[EXERCISE REQUIREMENTS] Reproduce verbatim the lines of the records below, beginning with the line that contains "notification-card[interactable]: QQ 8m" and ending with the line that contains "app-name: QQ [90, 152, 132, 181]", both included.

## START SUPPLIED RECORDS

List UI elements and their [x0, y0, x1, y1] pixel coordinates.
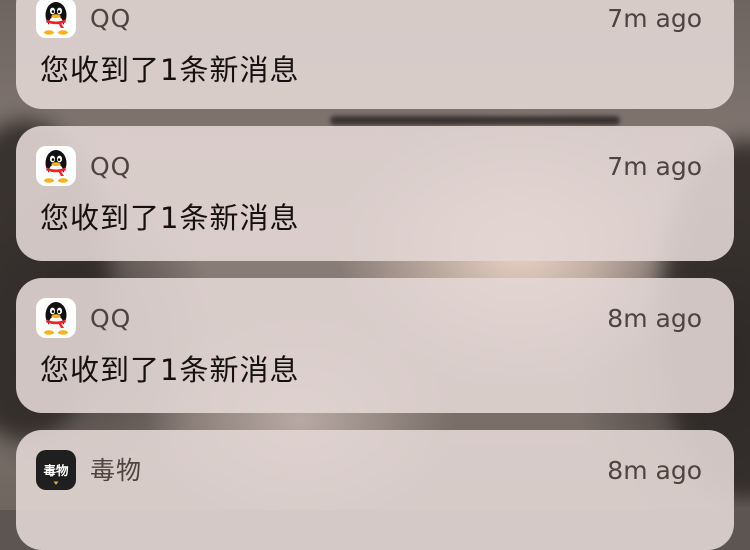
notification-card[interactable]: QQ 8m ago 您收到了1条新消息 [16, 278, 734, 413]
notification-card[interactable]: 毒物 毒物 8m ago [16, 430, 734, 550]
notification-time: 8m ago [607, 304, 702, 333]
qq-penguin-icon [36, 298, 76, 338]
app-name: QQ [90, 152, 132, 181]
notification-card[interactable]: QQ 7m ago 您收到了1条新消息 [16, 0, 734, 109]
app-name: QQ [90, 4, 132, 33]
qq-penguin-icon [36, 0, 76, 38]
notification-card[interactable]: QQ 7m ago 您收到了1条新消息 [16, 126, 734, 261]
poizon-app-icon: 毒物 [36, 450, 76, 490]
poizon-icon-text: 毒物 [43, 463, 69, 478]
qq-penguin-icon [36, 146, 76, 186]
notification-message: 您收到了1条新消息 [40, 353, 300, 387]
notification-time: 7m ago [607, 4, 702, 33]
notification-time: 7m ago [607, 152, 702, 181]
notification-message: 您收到了1条新消息 [40, 201, 300, 235]
notification-time: 8m ago [607, 456, 702, 485]
notification-message: 您收到了1条新消息 [40, 53, 300, 87]
app-name: 毒物 [90, 456, 143, 485]
app-name: QQ [90, 304, 132, 333]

## END SUPPLIED RECORDS

[RESPONSE]
notification-card[interactable]: QQ 8m ago 您收到了1条新消息 [16, 278, 734, 413]
notification-card[interactable]: 毒物 毒物 8m ago [16, 430, 734, 550]
notification-time: 8m ago [607, 304, 702, 333]
qq-penguin-icon [36, 298, 76, 338]
app-name: QQ [90, 152, 132, 181]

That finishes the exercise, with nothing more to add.